Go through the entries below, tally each line with the string "title", and give the final number by itself.
:::
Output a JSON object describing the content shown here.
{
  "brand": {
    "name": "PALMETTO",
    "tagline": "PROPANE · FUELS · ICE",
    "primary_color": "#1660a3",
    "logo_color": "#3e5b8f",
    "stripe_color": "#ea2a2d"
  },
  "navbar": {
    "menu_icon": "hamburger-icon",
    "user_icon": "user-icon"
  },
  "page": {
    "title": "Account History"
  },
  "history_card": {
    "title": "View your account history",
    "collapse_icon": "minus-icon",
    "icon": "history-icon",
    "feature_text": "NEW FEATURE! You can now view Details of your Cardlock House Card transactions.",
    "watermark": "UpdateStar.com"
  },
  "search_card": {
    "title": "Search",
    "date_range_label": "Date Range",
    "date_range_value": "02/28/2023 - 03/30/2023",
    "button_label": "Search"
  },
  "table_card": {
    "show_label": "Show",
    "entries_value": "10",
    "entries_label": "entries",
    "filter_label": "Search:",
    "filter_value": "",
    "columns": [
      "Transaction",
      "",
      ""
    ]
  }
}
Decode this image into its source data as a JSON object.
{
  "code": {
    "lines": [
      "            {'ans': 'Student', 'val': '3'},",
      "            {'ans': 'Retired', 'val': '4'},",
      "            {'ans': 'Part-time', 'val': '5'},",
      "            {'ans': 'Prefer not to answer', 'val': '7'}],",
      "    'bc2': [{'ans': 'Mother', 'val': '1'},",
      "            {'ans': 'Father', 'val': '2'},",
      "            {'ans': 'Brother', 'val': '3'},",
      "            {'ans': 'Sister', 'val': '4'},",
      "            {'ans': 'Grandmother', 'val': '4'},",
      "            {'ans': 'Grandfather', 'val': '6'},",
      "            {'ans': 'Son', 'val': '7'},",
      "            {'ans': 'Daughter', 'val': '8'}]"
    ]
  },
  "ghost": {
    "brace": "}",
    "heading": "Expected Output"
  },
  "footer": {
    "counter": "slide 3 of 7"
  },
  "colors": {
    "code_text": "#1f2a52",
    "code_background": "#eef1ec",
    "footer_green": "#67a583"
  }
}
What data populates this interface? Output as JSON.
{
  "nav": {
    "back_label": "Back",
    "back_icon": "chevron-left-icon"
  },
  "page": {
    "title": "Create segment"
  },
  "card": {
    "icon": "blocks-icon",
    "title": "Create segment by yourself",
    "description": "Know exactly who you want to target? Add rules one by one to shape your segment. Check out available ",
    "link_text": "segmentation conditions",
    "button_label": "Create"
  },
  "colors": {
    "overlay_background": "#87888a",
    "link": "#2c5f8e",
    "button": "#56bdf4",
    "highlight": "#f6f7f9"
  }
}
:::
_Output of the exercise:_ 5